Entries:
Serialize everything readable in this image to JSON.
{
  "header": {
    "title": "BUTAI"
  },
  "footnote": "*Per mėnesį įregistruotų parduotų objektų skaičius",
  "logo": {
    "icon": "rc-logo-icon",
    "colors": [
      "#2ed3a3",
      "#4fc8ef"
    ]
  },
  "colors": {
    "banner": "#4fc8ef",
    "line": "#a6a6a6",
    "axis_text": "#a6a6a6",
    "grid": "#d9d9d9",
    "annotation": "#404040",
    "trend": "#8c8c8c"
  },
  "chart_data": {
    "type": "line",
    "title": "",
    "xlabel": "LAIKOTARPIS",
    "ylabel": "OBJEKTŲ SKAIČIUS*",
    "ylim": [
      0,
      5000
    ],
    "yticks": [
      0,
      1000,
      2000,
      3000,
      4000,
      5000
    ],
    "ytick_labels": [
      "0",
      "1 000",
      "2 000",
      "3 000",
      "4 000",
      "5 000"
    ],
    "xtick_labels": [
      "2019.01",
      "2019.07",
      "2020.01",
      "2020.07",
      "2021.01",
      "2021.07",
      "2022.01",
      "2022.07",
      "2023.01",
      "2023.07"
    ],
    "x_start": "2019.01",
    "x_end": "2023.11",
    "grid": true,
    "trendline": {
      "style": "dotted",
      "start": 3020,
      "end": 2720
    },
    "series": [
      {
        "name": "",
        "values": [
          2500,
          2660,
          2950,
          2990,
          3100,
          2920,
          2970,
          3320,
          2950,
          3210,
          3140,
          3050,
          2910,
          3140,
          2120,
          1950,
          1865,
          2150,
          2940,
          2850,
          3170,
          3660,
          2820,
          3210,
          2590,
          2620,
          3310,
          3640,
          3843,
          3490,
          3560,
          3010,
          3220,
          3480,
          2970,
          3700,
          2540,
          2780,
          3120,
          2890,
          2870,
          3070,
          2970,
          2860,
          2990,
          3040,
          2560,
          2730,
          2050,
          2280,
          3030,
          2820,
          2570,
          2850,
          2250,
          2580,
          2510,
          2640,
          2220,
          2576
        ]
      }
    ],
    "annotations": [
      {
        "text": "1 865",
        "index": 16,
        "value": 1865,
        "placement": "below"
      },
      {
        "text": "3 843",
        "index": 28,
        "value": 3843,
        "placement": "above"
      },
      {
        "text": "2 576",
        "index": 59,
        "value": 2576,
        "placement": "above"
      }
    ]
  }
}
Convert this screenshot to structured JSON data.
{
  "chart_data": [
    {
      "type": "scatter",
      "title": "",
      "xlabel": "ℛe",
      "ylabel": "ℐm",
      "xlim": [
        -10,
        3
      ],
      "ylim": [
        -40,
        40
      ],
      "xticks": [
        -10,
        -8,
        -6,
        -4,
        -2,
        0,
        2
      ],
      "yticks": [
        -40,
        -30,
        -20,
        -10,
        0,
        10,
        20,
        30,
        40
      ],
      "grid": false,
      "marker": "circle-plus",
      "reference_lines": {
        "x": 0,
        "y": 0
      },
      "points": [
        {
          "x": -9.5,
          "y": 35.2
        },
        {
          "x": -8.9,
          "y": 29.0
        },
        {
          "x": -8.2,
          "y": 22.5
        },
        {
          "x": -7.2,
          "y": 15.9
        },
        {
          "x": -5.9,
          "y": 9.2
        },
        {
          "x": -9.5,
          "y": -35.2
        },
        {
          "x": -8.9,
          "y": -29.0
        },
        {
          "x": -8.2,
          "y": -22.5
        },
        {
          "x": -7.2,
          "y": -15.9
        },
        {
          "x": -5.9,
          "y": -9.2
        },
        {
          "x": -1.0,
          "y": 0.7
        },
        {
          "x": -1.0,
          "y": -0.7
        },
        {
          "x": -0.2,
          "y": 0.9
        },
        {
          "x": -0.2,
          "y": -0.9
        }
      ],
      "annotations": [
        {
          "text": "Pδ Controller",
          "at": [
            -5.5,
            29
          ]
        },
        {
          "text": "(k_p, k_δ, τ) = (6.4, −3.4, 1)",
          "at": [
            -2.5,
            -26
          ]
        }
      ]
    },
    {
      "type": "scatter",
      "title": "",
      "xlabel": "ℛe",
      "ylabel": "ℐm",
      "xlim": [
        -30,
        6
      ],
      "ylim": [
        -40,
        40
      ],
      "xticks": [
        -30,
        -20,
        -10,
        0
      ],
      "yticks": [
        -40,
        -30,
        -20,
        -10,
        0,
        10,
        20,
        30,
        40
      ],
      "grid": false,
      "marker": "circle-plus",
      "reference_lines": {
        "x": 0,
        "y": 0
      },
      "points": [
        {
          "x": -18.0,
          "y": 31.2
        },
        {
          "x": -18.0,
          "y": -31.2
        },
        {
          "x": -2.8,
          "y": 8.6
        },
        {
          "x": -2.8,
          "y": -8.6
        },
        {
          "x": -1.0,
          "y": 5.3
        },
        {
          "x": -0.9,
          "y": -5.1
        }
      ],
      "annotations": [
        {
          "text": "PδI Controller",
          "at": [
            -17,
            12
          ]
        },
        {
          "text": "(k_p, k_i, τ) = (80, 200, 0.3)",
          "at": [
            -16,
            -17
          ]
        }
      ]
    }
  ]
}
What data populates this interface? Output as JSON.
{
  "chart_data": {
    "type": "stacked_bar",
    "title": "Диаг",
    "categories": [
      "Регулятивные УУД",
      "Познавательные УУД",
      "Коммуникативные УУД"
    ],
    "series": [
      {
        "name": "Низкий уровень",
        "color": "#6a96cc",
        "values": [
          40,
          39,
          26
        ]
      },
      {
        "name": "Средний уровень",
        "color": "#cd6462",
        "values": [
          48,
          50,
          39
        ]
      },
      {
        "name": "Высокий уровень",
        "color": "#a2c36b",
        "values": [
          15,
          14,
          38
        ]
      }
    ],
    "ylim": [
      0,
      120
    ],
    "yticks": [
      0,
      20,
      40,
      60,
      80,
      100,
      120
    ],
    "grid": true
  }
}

Problem:
Find the word "type" in the material, then list each line that holds it.

Task response:
    "type": "line",
      "type": "scatter",
      "type": "scatter",
    "type": "stacked_bar",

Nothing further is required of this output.